• _Your goal_
Copy out the listing in full, exactly as written, but not its pictures.

--- Begin ---

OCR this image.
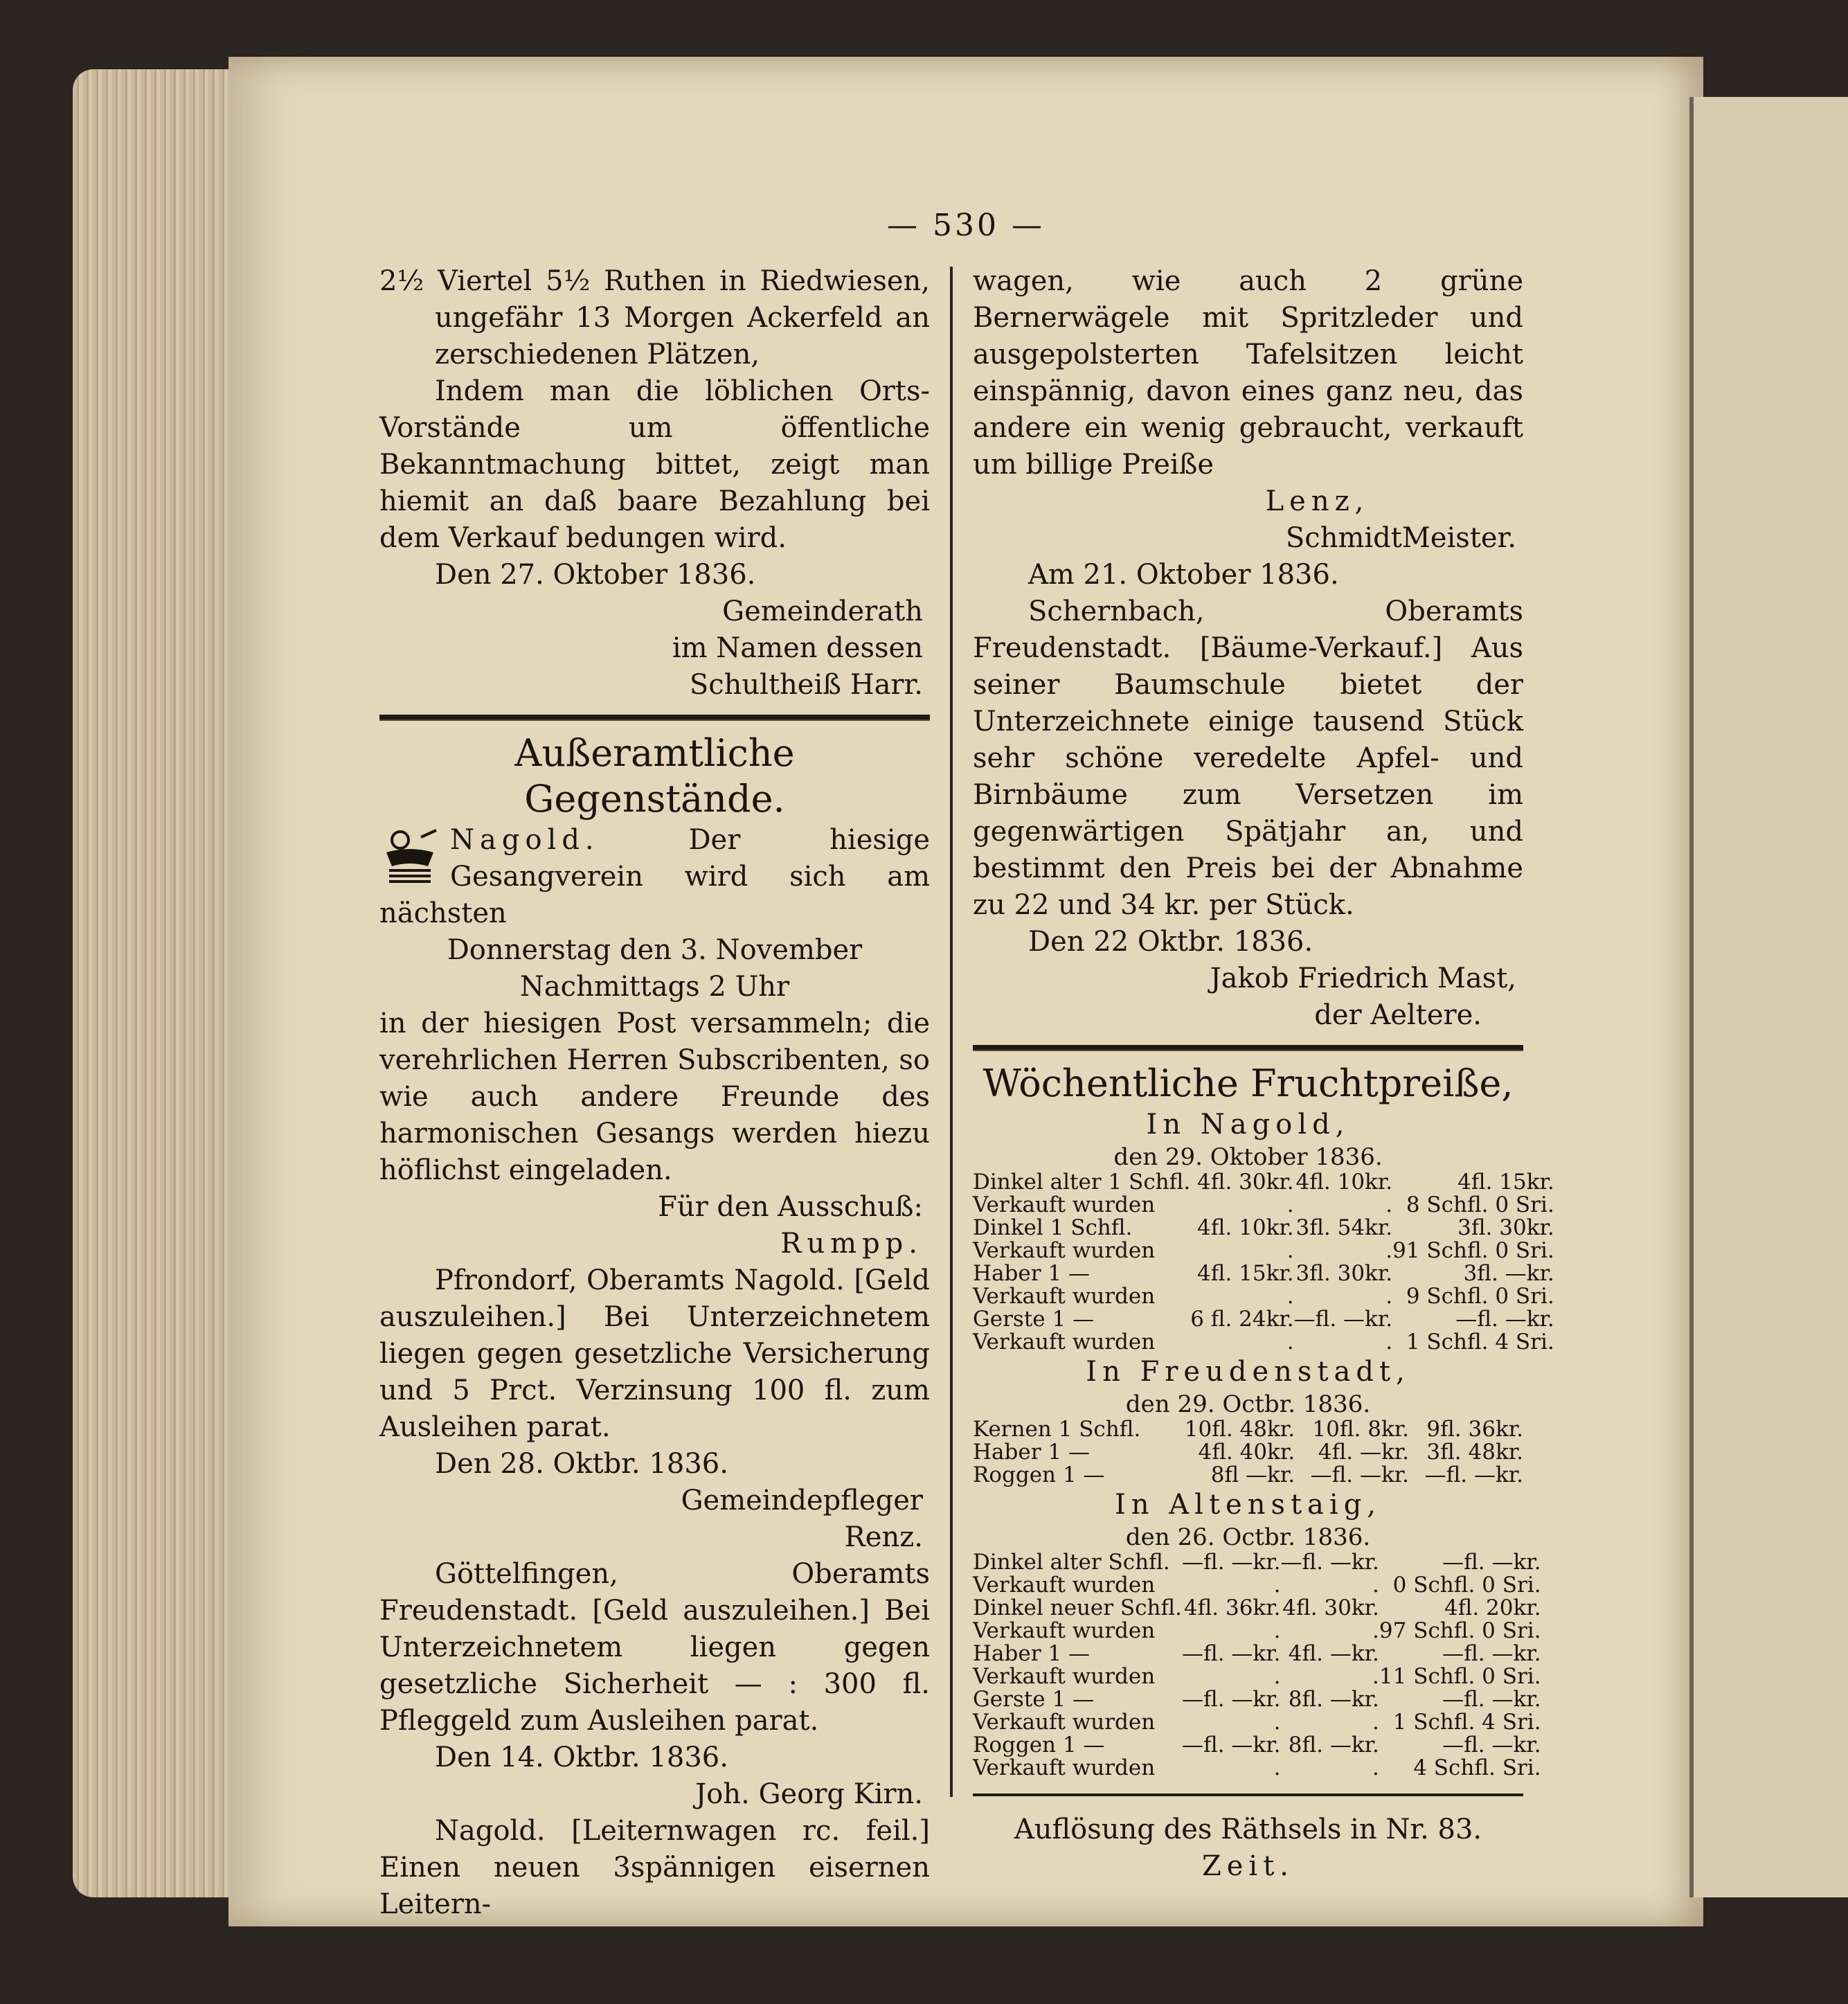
— 530 —

2½ Viertel 5½ Ruthen in Riedwiesen,

ungefähr 13 Morgen Ackerfeld an

zerschiedenen Plätzen,

Indem man die löblichen Orts-Vorstände um öffentliche Bekanntmachung bittet, zeigt man hiemit an daß baare Bezahlung bei dem Verkauf bedungen wird.

Den 27. Oktober 1836.

Gemeinderath

im Namen dessen

Schultheiß Harr.

Außeramtliche Gegenstände.

Nagold.	Der hiesige Gesangverein wird sich am nächsten

Donnerstag den 3. November

Nachmittags 2 Uhr

in der hiesigen Post versammeln; die verehrlichen Herren Subscribenten, so wie auch andere Freunde des harmonischen Gesangs werden hiezu höflichst eingeladen.

Für den Ausschuß:

Rumpp.

Pfrondorf, Oberamts Nagold. [Geld auszuleihen.] Bei Unterzeichnetem liegen gegen gesetzliche Versicherung und 5 Prct. Verzinsung 100 fl. zum Ausleihen parat.

Den 28. Oktbr. 1836.

Gemeindepfleger

Renz.

Göttelfingen, Oberamts Freudenstadt. [Geld auszuleihen.] Bei Unterzeichnetem liegen gegen gesetzliche Sicherheit — : 300 fl. Pfleggeld zum Ausleihen parat.

Den 14. Oktbr. 1836.

Joh. Georg Kirn.

Nagold. [Leiternwagen rc. feil.] Einen neuen 3spännigen eisernen Leitern-

wagen, wie auch 2 grüne Bernerwägele mit Spritzleder und ausgepolsterten Tafelsitzen leicht einspännig, davon eines ganz neu, das andere ein wenig gebraucht, verkauft um billige Preiße

Lenz,

SchmidtMeister.

Am 21. Oktober 1836.

Schernbach, Oberamts Freudenstadt. [Bäume-Verkauf.] Aus seiner Baumschule bietet der Unterzeichnete einige tausend Stück sehr schöne veredelte Apfel- und Birnbäume zum Versetzen im gegenwärtigen Spätjahr an, und bestimmt den Preis bei der Abnahme zu 22 und 34 kr. per Stück.

Den 22 Oktbr. 1836.

Jakob Friedrich Mast,

der Aeltere.

Wöchentliche Fruchtpreiße,

In Nagold,

den 29. Oktober 1836.

Dinkel alter 1 Schfl.	4fl. 30kr.	4fl. 10kr.	4fl. 15kr.
Verkauft wurden	.	.	8 Schfl. 0 Sri.
Dinkel 1 Schfl.	4fl. 10kr.	3fl. 54kr.	3fl. 30kr.
Verkauft wurden	.	.	91 Schfl. 0 Sri.
Haber 1 —	4fl. 15kr.	3fl. 30kr.	3fl. —kr.
Verkauft wurden	.	.	9 Schfl. 0 Sri.
Gerste 1 —	6 fl. 24kr.	—fl. —kr.	—fl. —kr.
Verkauft wurden	.	.	1 Schfl. 4 Sri.

In Freudenstadt,

den 29. Octbr. 1836.

Kernen 1 Schfl.	10fl. 48kr.	10fl. 8kr.	9fl. 36kr.
Haber 1 —	4fl. 40kr.	4fl. —kr.	3fl. 48kr.
Roggen 1 —	8fl —kr.	—fl. —kr.	—fl. —kr.

In Altenstaig,

den 26. Octbr. 1836.

Dinkel alter Schfl.	—fl. —kr.	—fl. —kr.	—fl. —kr.
Verkauft wurden	.	.	0 Schfl. 0 Sri.
Dinkel neuer Schfl.	4fl. 36kr.	4fl. 30kr.	4fl. 20kr.
Verkauft wurden	.	.	97 Schfl. 0 Sri.
Haber 1 —	—fl. —kr.	4fl. —kr.	—fl. —kr.
Verkauft wurden	.	.	11 Schfl. 0 Sri.
Gerste 1 —	—fl. —kr.	8fl. —kr.	—fl. —kr.
Verkauft wurden	.	.	1 Schfl. 4 Sri.
Roggen 1 —	—fl. —kr.	8fl. —kr.	—fl. —kr.
Verkauft wurden	.	.	4 Schfl. Sri.

Auflösung des Räthsels in Nr. 83.

Zeit.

--- End ---

• _Completed task_
OCR this image.
— 530 —

2½ Viertel 5½ Ruthen in Riedwiesen,

ungefähr 13 Morgen Ackerfeld an

zerschiedenen Plätzen,

Indem man die löblichen Orts-Vorstände um öffentliche Bekanntmachung bittet, zeigt man hiemit an daß baare Bezahlung bei dem Verkauf bedungen wird.

Den 27. Oktober 1836.

Gemeinderath

im Namen dessen

Schultheiß Harr.

Außeramtliche Gegenstände.

Nagold.	Der hiesige Gesangverein wird sich am nächsten

Donnerstag den 3. November

Nachmittags 2 Uhr

in der hiesigen Post versammeln; die verehrlichen Herren Subscribenten, so wie auch andere Freunde des harmonischen Gesangs werden hiezu höflichst eingeladen.

Für den Ausschuß:

Rumpp.

Pfrondorf, Oberamts Nagold. [Geld auszuleihen.] Bei Unterzeichnetem liegen gegen gesetzliche Versicherung und 5 Prct. Verzinsung 100 fl. zum Ausleihen parat.

Den 28. Oktbr. 1836.

Gemeindepfleger

Renz.

Göttelfingen, Oberamts Freudenstadt. [Geld auszuleihen.] Bei Unterzeichnetem liegen gegen gesetzliche Sicherheit — : 300 fl. Pfleggeld zum Ausleihen parat.

Den 14. Oktbr. 1836.

Joh. Georg Kirn.

Nagold. [Leiternwagen rc. feil.] Einen neuen 3spännigen eisernen Leitern-

wagen, wie auch 2 grüne Bernerwägele mit Spritzleder und ausgepolsterten Tafelsitzen leicht einspännig, davon eines ganz neu, das andere ein wenig gebraucht, verkauft um billige Preiße

Lenz,

SchmidtMeister.

Am 21. Oktober 1836.

Schernbach, Oberamts Freudenstadt. [Bäume-Verkauf.] Aus seiner Baumschule bietet der Unterzeichnete einige tausend Stück sehr schöne veredelte Apfel- und Birnbäume zum Versetzen im gegenwärtigen Spätjahr an, und bestimmt den Preis bei der Abnahme zu 22 und 34 kr. per Stück.

Den 22 Oktbr. 1836.

Jakob Friedrich Mast,

der Aeltere.

Wöchentliche Fruchtpreiße,

In Nagold,

den 29. Oktober 1836.

Dinkel alter 1 Schfl.	4fl. 30kr.	4fl. 10kr.	4fl. 15kr.
Verkauft wurden	.	.	8 Schfl. 0 Sri.
Dinkel 1 Schfl.	4fl. 10kr.	3fl. 54kr.	3fl. 30kr.
Verkauft wurden	.	.	91 Schfl. 0 Sri.
Haber 1 —	4fl. 15kr.	3fl. 30kr.	3fl. —kr.
Verkauft wurden	.	.	9 Schfl. 0 Sri.
Gerste 1 —	6 fl. 24kr.	—fl. —kr.	—fl. —kr.
Verkauft wurden	.	.	1 Schfl. 4 Sri.

In Freudenstadt,

den 29. Octbr. 1836.

Kernen 1 Schfl.	10fl. 48kr.	10fl. 8kr.	9fl. 36kr.
Haber 1 —	4fl. 40kr.	4fl. —kr.	3fl. 48kr.
Roggen 1 —	8fl —kr.	—fl. —kr.	—fl. —kr.

In Altenstaig,

den 26. Octbr. 1836.

Dinkel alter Schfl.	—fl. —kr.	—fl. —kr.	—fl. —kr.
Verkauft wurden	.	.	0 Schfl. 0 Sri.
Dinkel neuer Schfl.	4fl. 36kr.	4fl. 30kr.	4fl. 20kr.
Verkauft wurden	.	.	97 Schfl. 0 Sri.
Haber 1 —	—fl. —kr.	4fl. —kr.	—fl. —kr.
Verkauft wurden	.	.	11 Schfl. 0 Sri.
Gerste 1 —	—fl. —kr.	8fl. —kr.	—fl. —kr.
Verkauft wurden	.	.	1 Schfl. 4 Sri.
Roggen 1 —	—fl. —kr.	8fl. —kr.	—fl. —kr.
Verkauft wurden	.	.	4 Schfl. Sri.

Auflösung des Räthsels in Nr. 83.

Zeit.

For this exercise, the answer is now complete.